▸ **TASK PROMPT**
Go through the data below. Pull out every line that has the word "измерения".
..........
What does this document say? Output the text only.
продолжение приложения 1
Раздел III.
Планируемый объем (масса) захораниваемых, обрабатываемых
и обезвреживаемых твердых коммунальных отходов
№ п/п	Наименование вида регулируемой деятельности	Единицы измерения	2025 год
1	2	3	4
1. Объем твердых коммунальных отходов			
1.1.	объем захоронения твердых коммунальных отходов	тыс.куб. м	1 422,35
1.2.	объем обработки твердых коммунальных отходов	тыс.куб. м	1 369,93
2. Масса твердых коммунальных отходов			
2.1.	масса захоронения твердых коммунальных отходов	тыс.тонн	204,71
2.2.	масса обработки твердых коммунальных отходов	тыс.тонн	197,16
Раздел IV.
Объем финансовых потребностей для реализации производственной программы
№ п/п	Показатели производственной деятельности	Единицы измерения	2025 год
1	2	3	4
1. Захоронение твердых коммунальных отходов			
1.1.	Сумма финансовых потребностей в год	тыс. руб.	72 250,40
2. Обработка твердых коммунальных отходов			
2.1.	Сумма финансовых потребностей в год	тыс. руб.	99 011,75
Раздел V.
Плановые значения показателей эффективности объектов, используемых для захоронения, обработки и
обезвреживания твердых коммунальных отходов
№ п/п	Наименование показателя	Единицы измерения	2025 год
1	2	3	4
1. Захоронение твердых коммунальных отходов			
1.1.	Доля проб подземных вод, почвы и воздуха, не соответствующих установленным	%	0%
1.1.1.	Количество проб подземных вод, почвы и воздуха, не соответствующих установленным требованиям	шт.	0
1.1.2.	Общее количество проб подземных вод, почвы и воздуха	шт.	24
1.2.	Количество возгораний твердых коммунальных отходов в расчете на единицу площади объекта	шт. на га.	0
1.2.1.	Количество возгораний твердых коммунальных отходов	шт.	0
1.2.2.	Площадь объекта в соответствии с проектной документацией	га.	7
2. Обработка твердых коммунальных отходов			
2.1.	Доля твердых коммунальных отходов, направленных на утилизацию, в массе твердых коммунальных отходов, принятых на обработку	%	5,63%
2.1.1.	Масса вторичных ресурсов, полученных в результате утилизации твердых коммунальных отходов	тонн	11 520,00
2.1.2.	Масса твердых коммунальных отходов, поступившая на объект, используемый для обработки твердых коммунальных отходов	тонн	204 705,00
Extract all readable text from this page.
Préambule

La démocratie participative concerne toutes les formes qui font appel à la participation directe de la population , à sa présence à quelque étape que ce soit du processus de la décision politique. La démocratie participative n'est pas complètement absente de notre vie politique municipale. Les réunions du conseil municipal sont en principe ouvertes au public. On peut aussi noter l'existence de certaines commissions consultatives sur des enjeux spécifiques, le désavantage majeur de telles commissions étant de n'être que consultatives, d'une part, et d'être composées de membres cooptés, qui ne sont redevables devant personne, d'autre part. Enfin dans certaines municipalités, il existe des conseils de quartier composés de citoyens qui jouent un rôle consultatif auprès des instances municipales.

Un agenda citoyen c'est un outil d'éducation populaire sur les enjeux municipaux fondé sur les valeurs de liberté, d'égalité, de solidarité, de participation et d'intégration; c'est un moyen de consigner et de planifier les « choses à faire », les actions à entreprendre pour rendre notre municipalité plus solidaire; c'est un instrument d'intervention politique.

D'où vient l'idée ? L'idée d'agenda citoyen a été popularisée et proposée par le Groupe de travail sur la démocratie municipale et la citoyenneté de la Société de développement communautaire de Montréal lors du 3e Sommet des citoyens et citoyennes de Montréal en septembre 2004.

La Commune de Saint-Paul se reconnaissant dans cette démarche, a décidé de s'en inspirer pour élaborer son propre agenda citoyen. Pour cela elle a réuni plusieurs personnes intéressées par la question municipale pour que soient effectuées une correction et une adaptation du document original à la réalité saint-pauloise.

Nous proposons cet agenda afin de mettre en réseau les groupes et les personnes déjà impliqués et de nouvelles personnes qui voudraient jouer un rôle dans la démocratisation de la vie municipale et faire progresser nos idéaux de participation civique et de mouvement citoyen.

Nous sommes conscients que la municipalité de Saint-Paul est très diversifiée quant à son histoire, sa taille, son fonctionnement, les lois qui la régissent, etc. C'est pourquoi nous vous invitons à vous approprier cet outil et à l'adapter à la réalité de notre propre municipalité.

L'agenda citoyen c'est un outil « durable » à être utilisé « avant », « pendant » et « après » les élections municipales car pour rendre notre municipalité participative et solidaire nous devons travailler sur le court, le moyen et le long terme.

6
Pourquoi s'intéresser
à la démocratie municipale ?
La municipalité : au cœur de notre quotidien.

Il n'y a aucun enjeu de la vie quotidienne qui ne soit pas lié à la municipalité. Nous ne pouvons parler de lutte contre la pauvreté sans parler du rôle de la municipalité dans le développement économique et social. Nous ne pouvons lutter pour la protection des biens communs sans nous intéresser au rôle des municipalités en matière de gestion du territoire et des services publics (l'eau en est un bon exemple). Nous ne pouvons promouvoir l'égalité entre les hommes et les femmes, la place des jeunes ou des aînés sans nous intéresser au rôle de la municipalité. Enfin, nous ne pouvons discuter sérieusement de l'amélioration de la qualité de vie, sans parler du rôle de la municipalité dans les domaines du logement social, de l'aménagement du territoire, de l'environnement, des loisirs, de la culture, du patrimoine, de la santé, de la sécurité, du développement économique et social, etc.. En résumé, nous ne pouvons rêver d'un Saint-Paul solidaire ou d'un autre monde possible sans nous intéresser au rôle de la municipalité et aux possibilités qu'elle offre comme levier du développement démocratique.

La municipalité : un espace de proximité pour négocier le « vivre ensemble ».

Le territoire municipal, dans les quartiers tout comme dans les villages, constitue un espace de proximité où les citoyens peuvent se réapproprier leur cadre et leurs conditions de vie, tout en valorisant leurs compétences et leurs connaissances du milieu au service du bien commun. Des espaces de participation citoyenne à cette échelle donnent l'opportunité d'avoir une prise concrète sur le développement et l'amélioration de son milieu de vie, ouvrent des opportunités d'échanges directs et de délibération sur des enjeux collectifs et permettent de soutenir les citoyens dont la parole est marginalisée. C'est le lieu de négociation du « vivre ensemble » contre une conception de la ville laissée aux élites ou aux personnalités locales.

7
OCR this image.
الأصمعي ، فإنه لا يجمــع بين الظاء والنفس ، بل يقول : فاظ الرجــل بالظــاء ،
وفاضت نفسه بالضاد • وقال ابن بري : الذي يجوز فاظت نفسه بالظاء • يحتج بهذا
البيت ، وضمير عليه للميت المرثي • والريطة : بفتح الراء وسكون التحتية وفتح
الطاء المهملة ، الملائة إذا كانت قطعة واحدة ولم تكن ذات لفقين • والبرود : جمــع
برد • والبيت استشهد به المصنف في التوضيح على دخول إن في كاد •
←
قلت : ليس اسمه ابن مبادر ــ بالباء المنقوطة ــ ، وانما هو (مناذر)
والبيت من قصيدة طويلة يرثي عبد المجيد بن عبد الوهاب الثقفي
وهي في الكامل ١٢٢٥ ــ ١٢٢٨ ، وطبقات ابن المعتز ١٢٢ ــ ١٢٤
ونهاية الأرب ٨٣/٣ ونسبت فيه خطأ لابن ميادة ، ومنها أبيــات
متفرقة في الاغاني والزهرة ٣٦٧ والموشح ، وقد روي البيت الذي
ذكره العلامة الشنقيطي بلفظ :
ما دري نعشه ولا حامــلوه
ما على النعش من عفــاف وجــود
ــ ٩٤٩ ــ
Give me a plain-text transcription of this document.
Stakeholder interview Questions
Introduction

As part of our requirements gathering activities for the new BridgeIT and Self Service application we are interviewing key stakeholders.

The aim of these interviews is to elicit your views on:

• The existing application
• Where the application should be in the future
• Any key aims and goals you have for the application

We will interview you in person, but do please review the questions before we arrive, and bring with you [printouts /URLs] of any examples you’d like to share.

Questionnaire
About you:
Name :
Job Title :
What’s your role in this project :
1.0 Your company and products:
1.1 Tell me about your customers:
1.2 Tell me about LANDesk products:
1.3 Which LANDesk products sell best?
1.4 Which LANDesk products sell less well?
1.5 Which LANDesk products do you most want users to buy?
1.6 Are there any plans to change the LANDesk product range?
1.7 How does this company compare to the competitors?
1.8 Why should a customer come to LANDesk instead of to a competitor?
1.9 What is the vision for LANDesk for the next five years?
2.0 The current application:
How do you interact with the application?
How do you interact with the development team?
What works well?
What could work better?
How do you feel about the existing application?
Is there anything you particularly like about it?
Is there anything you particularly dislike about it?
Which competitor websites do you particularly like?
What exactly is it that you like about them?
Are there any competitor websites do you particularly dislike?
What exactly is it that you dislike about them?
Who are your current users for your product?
..........
▸ **WRITTEN RESPONSE**
№ п/п	Наименование вида регулируемой деятельности	Единицы измерения	2025 год
№ п/п	Показатели производственной деятельности	Единицы измерения	2025 год
№ п/п	Наименование показателя	Единицы измерения	2025 год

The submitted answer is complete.